## Saved entries

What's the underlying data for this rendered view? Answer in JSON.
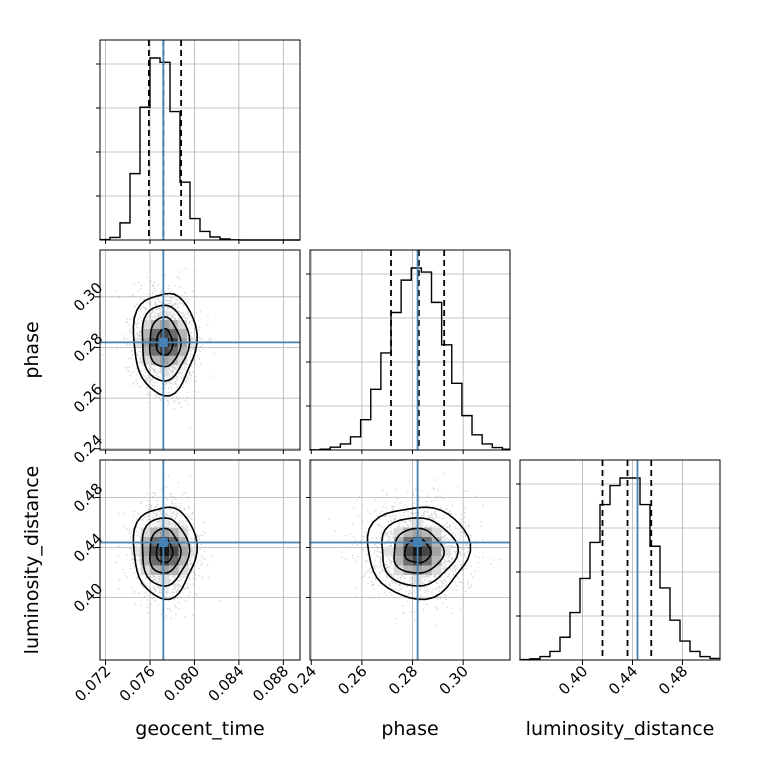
{
  "chart_data": {
    "type": "corner",
    "parameters": [
      "geocent_time",
      "phase",
      "luminosity_distance"
    ],
    "truth": {
      "geocent_time": 0.0772,
      "phase": 0.282,
      "luminosity_distance": 0.444
    },
    "colors": {
      "truth": "#4682b4",
      "hist": "#000000",
      "grid": "#b0b0b0",
      "samples": "#808080"
    },
    "grid": true,
    "axes": {
      "geocent_time": {
        "range": [
          0.0715,
          0.0895
        ],
        "ticks": [
          0.072,
          0.076,
          0.08,
          0.084,
          0.088
        ],
        "tick_labels": [
          "0.072",
          "0.076",
          "0.080",
          "0.084",
          "0.088"
        ]
      },
      "phase": {
        "range": [
          0.2395,
          0.3185
        ],
        "ticks": [
          0.24,
          0.26,
          0.28,
          0.3
        ],
        "tick_labels": [
          "0.24",
          "0.26",
          "0.28",
          "0.30"
        ]
      },
      "luminosity_distance": {
        "range": [
          0.35,
          0.51
        ],
        "ticks": [
          0.4,
          0.44,
          0.48
        ],
        "tick_labels": [
          "0.40",
          "0.44",
          "0.48"
        ]
      }
    },
    "histograms": {
      "geocent_time": {
        "quantiles": [
          0.0759,
          0.0772,
          0.0788
        ],
        "bin_edges": [
          0.0715,
          0.0724,
          0.0733,
          0.0742,
          0.0751,
          0.076,
          0.0769,
          0.0778,
          0.0787,
          0.0796,
          0.0805,
          0.0814,
          0.0823,
          0.0832,
          0.0841,
          0.085,
          0.0859,
          0.0868,
          0.0877,
          0.0886,
          0.0895
        ],
        "counts": [
          2,
          12,
          80,
          310,
          620,
          850,
          830,
          600,
          270,
          100,
          40,
          14,
          5,
          1,
          0,
          0,
          0,
          0,
          0,
          0
        ]
      },
      "phase": {
        "quantiles": [
          0.2715,
          0.2825,
          0.2925
        ],
        "bin_edges": [
          0.2395,
          0.2435,
          0.2475,
          0.2515,
          0.2555,
          0.2595,
          0.2635,
          0.2675,
          0.2715,
          0.2755,
          0.2795,
          0.2835,
          0.2875,
          0.2915,
          0.2955,
          0.2995,
          0.3035,
          0.3075,
          0.3115,
          0.3155,
          0.3185
        ],
        "counts": [
          1,
          4,
          14,
          30,
          65,
          150,
          300,
          480,
          680,
          840,
          900,
          880,
          730,
          520,
          330,
          170,
          75,
          30,
          12,
          4
        ]
      },
      "luminosity_distance": {
        "quantiles": [
          0.416,
          0.436,
          0.455
        ],
        "bin_edges": [
          0.35,
          0.358,
          0.366,
          0.374,
          0.382,
          0.39,
          0.398,
          0.406,
          0.414,
          0.422,
          0.43,
          0.438,
          0.446,
          0.454,
          0.462,
          0.47,
          0.478,
          0.486,
          0.494,
          0.502,
          0.51
        ],
        "counts": [
          2,
          6,
          18,
          45,
          120,
          250,
          430,
          620,
          820,
          920,
          960,
          960,
          820,
          600,
          380,
          210,
          100,
          45,
          18,
          8
        ]
      }
    },
    "scatter_panels": [
      {
        "x": "geocent_time",
        "y": "phase"
      },
      {
        "x": "geocent_time",
        "y": "luminosity_distance"
      },
      {
        "x": "phase",
        "y": "luminosity_distance"
      }
    ]
  }
}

## What is needed
What is needed is an exact reproduction of the data, pictures excluded.

## Expected output
What's the underlying data for this rendered view? Answer in JSON.
{
  "chart_data": {
    "type": "corner",
    "parameters": [
      "geocent_time",
      "phase",
      "luminosity_distance"
    ],
    "truth": {
      "geocent_time": 0.0772,
      "phase": 0.282,
      "luminosity_distance": 0.444
    },
    "colors": {
      "truth": "#4682b4",
      "hist": "#000000",
      "grid": "#b0b0b0",
      "samples": "#808080"
    },
    "grid": true,
    "axes": {
      "geocent_time": {
        "range": [
          0.0715,
          0.0895
        ],
        "ticks": [
          0.072,
          0.076,
          0.08,
          0.084,
          0.088
        ],
        "tick_labels": [
          "0.072",
          "0.076",
          "0.080",
          "0.084",
          "0.088"
        ]
      },
      "phase": {
        "range": [
          0.2395,
          0.3185
        ],
        "ticks": [
          0.24,
          0.26,
          0.28,
          0.3
        ],
        "tick_labels": [
          "0.24",
          "0.26",
          "0.28",
          "0.30"
        ]
      },
      "luminosity_distance": {
        "range": [
          0.35,
          0.51
        ],
        "ticks": [
          0.4,
          0.44,
          0.48
        ],
        "tick_labels": [
          "0.40",
          "0.44",
          "0.48"
        ]
      }
    },
    "histograms": {
      "geocent_time": {
        "quantiles": [
          0.0759,
          0.0772,
          0.0788
        ],
        "bin_edges": [
          0.0715,
          0.0724,
          0.0733,
          0.0742,
          0.0751,
          0.076,
          0.0769,
          0.0778,
          0.0787,
          0.0796,
          0.0805,
          0.0814,
          0.0823,
          0.0832,
          0.0841,
          0.085,
          0.0859,
          0.0868,
          0.0877,
          0.0886,
          0.0895
        ],
        "counts": [
          2,
          12,
          80,
          310,
          620,
          850,
          830,
          600,
          270,
          100,
          40,
          14,
          5,
          1,
          0,
          0,
          0,
          0,
          0,
          0
        ]
      },
      "phase": {
        "quantiles": [
          0.2715,
          0.2825,
          0.2925
        ],
        "bin_edges": [
          0.2395,
          0.2435,
          0.2475,
          0.2515,
          0.2555,
          0.2595,
          0.2635,
          0.2675,
          0.2715,
          0.2755,
          0.2795,
          0.2835,
          0.2875,
          0.2915,
          0.2955,
          0.2995,
          0.3035,
          0.3075,
          0.3115,
          0.3155,
          0.3185
        ],
        "counts": [
          1,
          4,
          14,
          30,
          65,
          150,
          300,
          480,
          680,
          840,
          900,
          880,
          730,
          520,
          330,
          170,
          75,
          30,
          12,
          4
        ]
      },
      "luminosity_distance": {
        "quantiles": [
          0.416,
          0.436,
          0.455
        ],
        "bin_edges": [
          0.35,
          0.358,
          0.366,
          0.374,
          0.382,
          0.39,
          0.398,
          0.406,
          0.414,
          0.422,
          0.43,
          0.438,
          0.446,
          0.454,
          0.462,
          0.47,
          0.478,
          0.486,
          0.494,
          0.502,
          0.51
        ],
        "counts": [
          2,
          6,
          18,
          45,
          120,
          250,
          430,
          620,
          820,
          920,
          960,
          960,
          820,
          600,
          380,
          210,
          100,
          45,
          18,
          8
        ]
      }
    },
    "scatter_panels": [
      {
        "x": "geocent_time",
        "y": "phase"
      },
      {
        "x": "geocent_time",
        "y": "luminosity_distance"
      },
      {
        "x": "phase",
        "y": "luminosity_distance"
      }
    ]
  }
}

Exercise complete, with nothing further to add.